Task brief: Give back the full listing verbatim, apart from its images.

Provided material:
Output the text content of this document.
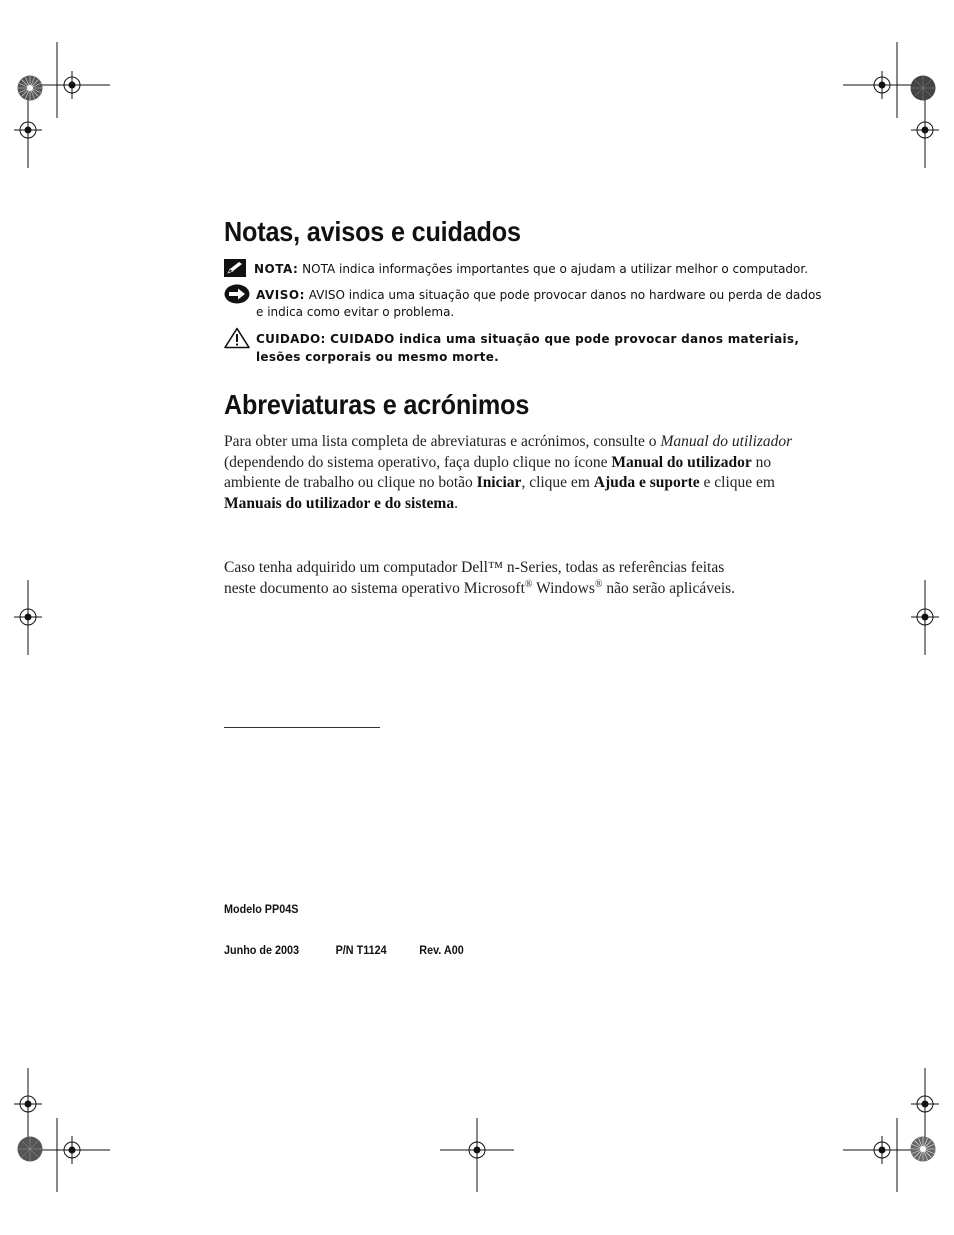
Notas, avisos e cuidados
NOTA: NOTA indica informações importantes que o ajudam a utilizar melhor o computador.
AVISO: AVISO indica uma situação que pode provocar danos no hardware ou perda de dados e indica como evitar o problema.
CUIDADO: CUIDADO indica uma situação que pode provocar danos materiais, lesões corporais ou mesmo morte.
Abreviaturas e acrónimos

Para obter uma lista completa de abreviaturas e acrónimos, consulte o Manual do utilizador (dependendo do sistema operativo, faça duplo clique no ícone Manual do utilizador no ambiente de trabalho ou clique no botão Iniciar, clique em Ajuda e suporte e clique em Manuais do utilizador e do sistema.

Caso tenha adquirido um computador Dell™ n-Series, todas as referências feitas
neste documento ao sistema operativo Microsoft® Windows® não serão aplicáveis.

Modelo PP04S
Junho de 2003	P/N T1124	Rev. A00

Finished exercise:
Output the text content of this document.
Notas, avisos e cuidados
NOTA: NOTA indica informações importantes que o ajudam a utilizar melhor o computador.
AVISO: AVISO indica uma situação que pode provocar danos no hardware ou perda de dados e indica como evitar o problema.
CUIDADO: CUIDADO indica uma situação que pode provocar danos materiais, lesões corporais ou mesmo morte.
Abreviaturas e acrónimos

Para obter uma lista completa de abreviaturas e acrónimos, consulte o Manual do utilizador (dependendo do sistema operativo, faça duplo clique no ícone Manual do utilizador no ambiente de trabalho ou clique no botão Iniciar, clique em Ajuda e suporte e clique em Manuais do utilizador e do sistema.

Caso tenha adquirido um computador Dell™ n-Series, todas as referências feitas
neste documento ao sistema operativo Microsoft® Windows® não serão aplicáveis.

Modelo PP04S
Junho de 2003	P/N T1124	Rev. A00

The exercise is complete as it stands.